# Supplied entries

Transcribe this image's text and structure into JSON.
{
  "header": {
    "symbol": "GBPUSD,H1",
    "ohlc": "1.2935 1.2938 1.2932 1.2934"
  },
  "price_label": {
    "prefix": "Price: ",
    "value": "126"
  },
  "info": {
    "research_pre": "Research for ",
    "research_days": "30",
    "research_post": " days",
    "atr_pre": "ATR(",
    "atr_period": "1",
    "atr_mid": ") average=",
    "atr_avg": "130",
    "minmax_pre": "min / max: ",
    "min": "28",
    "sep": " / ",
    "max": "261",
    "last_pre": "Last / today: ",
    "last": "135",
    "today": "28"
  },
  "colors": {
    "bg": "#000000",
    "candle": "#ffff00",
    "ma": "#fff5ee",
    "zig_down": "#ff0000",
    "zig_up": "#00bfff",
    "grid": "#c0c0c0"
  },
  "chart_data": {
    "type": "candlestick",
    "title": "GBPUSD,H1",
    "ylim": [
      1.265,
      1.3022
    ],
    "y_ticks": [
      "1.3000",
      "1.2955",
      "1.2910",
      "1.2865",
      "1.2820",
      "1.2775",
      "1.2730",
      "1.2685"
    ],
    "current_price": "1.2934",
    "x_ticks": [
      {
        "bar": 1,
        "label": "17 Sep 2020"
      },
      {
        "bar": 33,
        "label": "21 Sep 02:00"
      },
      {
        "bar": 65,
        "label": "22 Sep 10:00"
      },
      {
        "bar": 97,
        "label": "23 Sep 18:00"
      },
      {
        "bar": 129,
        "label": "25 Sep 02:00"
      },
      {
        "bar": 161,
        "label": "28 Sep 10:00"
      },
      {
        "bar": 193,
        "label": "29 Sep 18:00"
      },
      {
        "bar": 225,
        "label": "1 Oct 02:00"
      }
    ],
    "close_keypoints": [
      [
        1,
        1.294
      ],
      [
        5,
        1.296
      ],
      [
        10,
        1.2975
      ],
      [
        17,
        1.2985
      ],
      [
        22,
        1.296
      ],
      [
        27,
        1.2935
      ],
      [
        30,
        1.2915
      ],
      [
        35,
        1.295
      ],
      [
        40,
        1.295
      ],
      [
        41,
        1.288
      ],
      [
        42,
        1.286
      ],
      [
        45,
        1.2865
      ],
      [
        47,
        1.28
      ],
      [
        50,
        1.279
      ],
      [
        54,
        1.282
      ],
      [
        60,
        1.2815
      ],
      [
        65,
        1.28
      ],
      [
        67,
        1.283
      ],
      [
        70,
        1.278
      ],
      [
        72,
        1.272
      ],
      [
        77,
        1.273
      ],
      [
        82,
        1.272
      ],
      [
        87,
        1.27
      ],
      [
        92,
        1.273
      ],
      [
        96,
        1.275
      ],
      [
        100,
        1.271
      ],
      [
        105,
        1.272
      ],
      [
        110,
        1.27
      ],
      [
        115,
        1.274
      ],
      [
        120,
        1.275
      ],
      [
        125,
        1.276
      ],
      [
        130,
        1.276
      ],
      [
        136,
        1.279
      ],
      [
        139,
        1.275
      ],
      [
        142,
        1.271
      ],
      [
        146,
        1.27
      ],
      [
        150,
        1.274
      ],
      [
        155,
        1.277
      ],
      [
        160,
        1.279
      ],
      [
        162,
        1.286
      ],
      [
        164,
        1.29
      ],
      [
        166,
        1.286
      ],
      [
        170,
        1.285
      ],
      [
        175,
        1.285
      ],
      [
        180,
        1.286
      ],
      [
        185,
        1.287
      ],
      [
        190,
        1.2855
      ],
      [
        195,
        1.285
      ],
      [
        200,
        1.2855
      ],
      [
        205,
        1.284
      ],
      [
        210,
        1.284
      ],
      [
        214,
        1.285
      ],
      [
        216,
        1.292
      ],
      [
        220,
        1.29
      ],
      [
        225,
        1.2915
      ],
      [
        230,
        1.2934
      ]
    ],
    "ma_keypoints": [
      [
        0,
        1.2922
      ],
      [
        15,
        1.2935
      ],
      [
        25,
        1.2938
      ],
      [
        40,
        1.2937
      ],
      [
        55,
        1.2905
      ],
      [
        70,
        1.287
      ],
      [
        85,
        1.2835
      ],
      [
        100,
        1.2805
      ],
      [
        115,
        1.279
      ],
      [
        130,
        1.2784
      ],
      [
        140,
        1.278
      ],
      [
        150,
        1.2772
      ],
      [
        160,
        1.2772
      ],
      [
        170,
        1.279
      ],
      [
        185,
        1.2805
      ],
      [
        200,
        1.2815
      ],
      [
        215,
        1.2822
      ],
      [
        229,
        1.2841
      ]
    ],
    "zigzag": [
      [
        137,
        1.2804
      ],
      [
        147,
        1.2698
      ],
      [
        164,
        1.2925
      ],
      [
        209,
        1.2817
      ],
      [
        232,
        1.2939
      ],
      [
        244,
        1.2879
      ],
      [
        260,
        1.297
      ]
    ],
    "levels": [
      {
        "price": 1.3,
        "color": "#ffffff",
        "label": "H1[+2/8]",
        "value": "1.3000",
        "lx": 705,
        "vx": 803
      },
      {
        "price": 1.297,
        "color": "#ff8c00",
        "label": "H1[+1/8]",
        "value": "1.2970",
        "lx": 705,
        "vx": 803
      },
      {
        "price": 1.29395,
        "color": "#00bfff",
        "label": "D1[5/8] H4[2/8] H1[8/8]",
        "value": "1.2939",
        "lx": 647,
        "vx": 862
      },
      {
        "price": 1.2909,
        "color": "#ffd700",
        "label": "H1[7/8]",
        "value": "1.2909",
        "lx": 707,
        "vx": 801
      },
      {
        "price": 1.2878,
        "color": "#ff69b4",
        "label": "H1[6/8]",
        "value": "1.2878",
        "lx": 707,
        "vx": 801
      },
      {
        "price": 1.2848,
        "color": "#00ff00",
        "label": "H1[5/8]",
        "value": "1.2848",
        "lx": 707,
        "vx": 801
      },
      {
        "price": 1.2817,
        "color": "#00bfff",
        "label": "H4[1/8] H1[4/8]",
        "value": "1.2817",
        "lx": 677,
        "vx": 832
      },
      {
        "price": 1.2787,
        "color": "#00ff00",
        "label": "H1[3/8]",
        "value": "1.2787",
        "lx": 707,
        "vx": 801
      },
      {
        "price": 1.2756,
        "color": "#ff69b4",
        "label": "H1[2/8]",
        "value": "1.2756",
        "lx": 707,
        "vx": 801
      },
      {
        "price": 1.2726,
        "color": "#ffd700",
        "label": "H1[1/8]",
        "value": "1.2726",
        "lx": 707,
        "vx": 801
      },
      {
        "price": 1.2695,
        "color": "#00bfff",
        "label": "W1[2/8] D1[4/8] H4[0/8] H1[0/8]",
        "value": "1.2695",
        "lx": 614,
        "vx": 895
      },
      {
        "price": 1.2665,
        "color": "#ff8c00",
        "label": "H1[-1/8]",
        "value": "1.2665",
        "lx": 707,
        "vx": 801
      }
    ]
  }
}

# Exercise brief
Repeat the material from above exactly, word for word.

# Output for this task
Transcribe this image's text and structure into JSON.
{
  "header": {
    "symbol": "GBPUSD,H1",
    "ohlc": "1.2935 1.2938 1.2932 1.2934"
  },
  "price_label": {
    "prefix": "Price: ",
    "value": "126"
  },
  "info": {
    "research_pre": "Research for ",
    "research_days": "30",
    "research_post": " days",
    "atr_pre": "ATR(",
    "atr_period": "1",
    "atr_mid": ") average=",
    "atr_avg": "130",
    "minmax_pre": "min / max: ",
    "min": "28",
    "sep": " / ",
    "max": "261",
    "last_pre": "Last / today: ",
    "last": "135",
    "today": "28"
  },
  "colors": {
    "bg": "#000000",
    "candle": "#ffff00",
    "ma": "#fff5ee",
    "zig_down": "#ff0000",
    "zig_up": "#00bfff",
    "grid": "#c0c0c0"
  },
  "chart_data": {
    "type": "candlestick",
    "title": "GBPUSD,H1",
    "ylim": [
      1.265,
      1.3022
    ],
    "y_ticks": [
      "1.3000",
      "1.2955",
      "1.2910",
      "1.2865",
      "1.2820",
      "1.2775",
      "1.2730",
      "1.2685"
    ],
    "current_price": "1.2934",
    "x_ticks": [
      {
        "bar": 1,
        "label": "17 Sep 2020"
      },
      {
        "bar": 33,
        "label": "21 Sep 02:00"
      },
      {
        "bar": 65,
        "label": "22 Sep 10:00"
      },
      {
        "bar": 97,
        "label": "23 Sep 18:00"
      },
      {
        "bar": 129,
        "label": "25 Sep 02:00"
      },
      {
        "bar": 161,
        "label": "28 Sep 10:00"
      },
      {
        "bar": 193,
        "label": "29 Sep 18:00"
      },
      {
        "bar": 225,
        "label": "1 Oct 02:00"
      }
    ],
    "close_keypoints": [
      [
        1,
        1.294
      ],
      [
        5,
        1.296
      ],
      [
        10,
        1.2975
      ],
      [
        17,
        1.2985
      ],
      [
        22,
        1.296
      ],
      [
        27,
        1.2935
      ],
      [
        30,
        1.2915
      ],
      [
        35,
        1.295
      ],
      [
        40,
        1.295
      ],
      [
        41,
        1.288
      ],
      [
        42,
        1.286
      ],
      [
        45,
        1.2865
      ],
      [
        47,
        1.28
      ],
      [
        50,
        1.279
      ],
      [
        54,
        1.282
      ],
      [
        60,
        1.2815
      ],
      [
        65,
        1.28
      ],
      [
        67,
        1.283
      ],
      [
        70,
        1.278
      ],
      [
        72,
        1.272
      ],
      [
        77,
        1.273
      ],
      [
        82,
        1.272
      ],
      [
        87,
        1.27
      ],
      [
        92,
        1.273
      ],
      [
        96,
        1.275
      ],
      [
        100,
        1.271
      ],
      [
        105,
        1.272
      ],
      [
        110,
        1.27
      ],
      [
        115,
        1.274
      ],
      [
        120,
        1.275
      ],
      [
        125,
        1.276
      ],
      [
        130,
        1.276
      ],
      [
        136,
        1.279
      ],
      [
        139,
        1.275
      ],
      [
        142,
        1.271
      ],
      [
        146,
        1.27
      ],
      [
        150,
        1.274
      ],
      [
        155,
        1.277
      ],
      [
        160,
        1.279
      ],
      [
        162,
        1.286
      ],
      [
        164,
        1.29
      ],
      [
        166,
        1.286
      ],
      [
        170,
        1.285
      ],
      [
        175,
        1.285
      ],
      [
        180,
        1.286
      ],
      [
        185,
        1.287
      ],
      [
        190,
        1.2855
      ],
      [
        195,
        1.285
      ],
      [
        200,
        1.2855
      ],
      [
        205,
        1.284
      ],
      [
        210,
        1.284
      ],
      [
        214,
        1.285
      ],
      [
        216,
        1.292
      ],
      [
        220,
        1.29
      ],
      [
        225,
        1.2915
      ],
      [
        230,
        1.2934
      ]
    ],
    "ma_keypoints": [
      [
        0,
        1.2922
      ],
      [
        15,
        1.2935
      ],
      [
        25,
        1.2938
      ],
      [
        40,
        1.2937
      ],
      [
        55,
        1.2905
      ],
      [
        70,
        1.287
      ],
      [
        85,
        1.2835
      ],
      [
        100,
        1.2805
      ],
      [
        115,
        1.279
      ],
      [
        130,
        1.2784
      ],
      [
        140,
        1.278
      ],
      [
        150,
        1.2772
      ],
      [
        160,
        1.2772
      ],
      [
        170,
        1.279
      ],
      [
        185,
        1.2805
      ],
      [
        200,
        1.2815
      ],
      [
        215,
        1.2822
      ],
      [
        229,
        1.2841
      ]
    ],
    "zigzag": [
      [
        137,
        1.2804
      ],
      [
        147,
        1.2698
      ],
      [
        164,
        1.2925
      ],
      [
        209,
        1.2817
      ],
      [
        232,
        1.2939
      ],
      [
        244,
        1.2879
      ],
      [
        260,
        1.297
      ]
    ],
    "levels": [
      {
        "price": 1.3,
        "color": "#ffffff",
        "label": "H1[+2/8]",
        "value": "1.3000",
        "lx": 705,
        "vx": 803
      },
      {
        "price": 1.297,
        "color": "#ff8c00",
        "label": "H1[+1/8]",
        "value": "1.2970",
        "lx": 705,
        "vx": 803
      },
      {
        "price": 1.29395,
        "color": "#00bfff",
        "label": "D1[5/8] H4[2/8] H1[8/8]",
        "value": "1.2939",
        "lx": 647,
        "vx": 862
      },
      {
        "price": 1.2909,
        "color": "#ffd700",
        "label": "H1[7/8]",
        "value": "1.2909",
        "lx": 707,
        "vx": 801
      },
      {
        "price": 1.2878,
        "color": "#ff69b4",
        "label": "H1[6/8]",
        "value": "1.2878",
        "lx": 707,
        "vx": 801
      },
      {
        "price": 1.2848,
        "color": "#00ff00",
        "label": "H1[5/8]",
        "value": "1.2848",
        "lx": 707,
        "vx": 801
      },
      {
        "price": 1.2817,
        "color": "#00bfff",
        "label": "H4[1/8] H1[4/8]",
        "value": "1.2817",
        "lx": 677,
        "vx": 832
      },
      {
        "price": 1.2787,
        "color": "#00ff00",
        "label": "H1[3/8]",
        "value": "1.2787",
        "lx": 707,
        "vx": 801
      },
      {
        "price": 1.2756,
        "color": "#ff69b4",
        "label": "H1[2/8]",
        "value": "1.2756",
        "lx": 707,
        "vx": 801
      },
      {
        "price": 1.2726,
        "color": "#ffd700",
        "label": "H1[1/8]",
        "value": "1.2726",
        "lx": 707,
        "vx": 801
      },
      {
        "price": 1.2695,
        "color": "#00bfff",
        "label": "W1[2/8] D1[4/8] H4[0/8] H1[0/8]",
        "value": "1.2695",
        "lx": 614,
        "vx": 895
      },
      {
        "price": 1.2665,
        "color": "#ff8c00",
        "label": "H1[-1/8]",
        "value": "1.2665",
        "lx": 707,
        "vx": 801
      }
    ]
  }
}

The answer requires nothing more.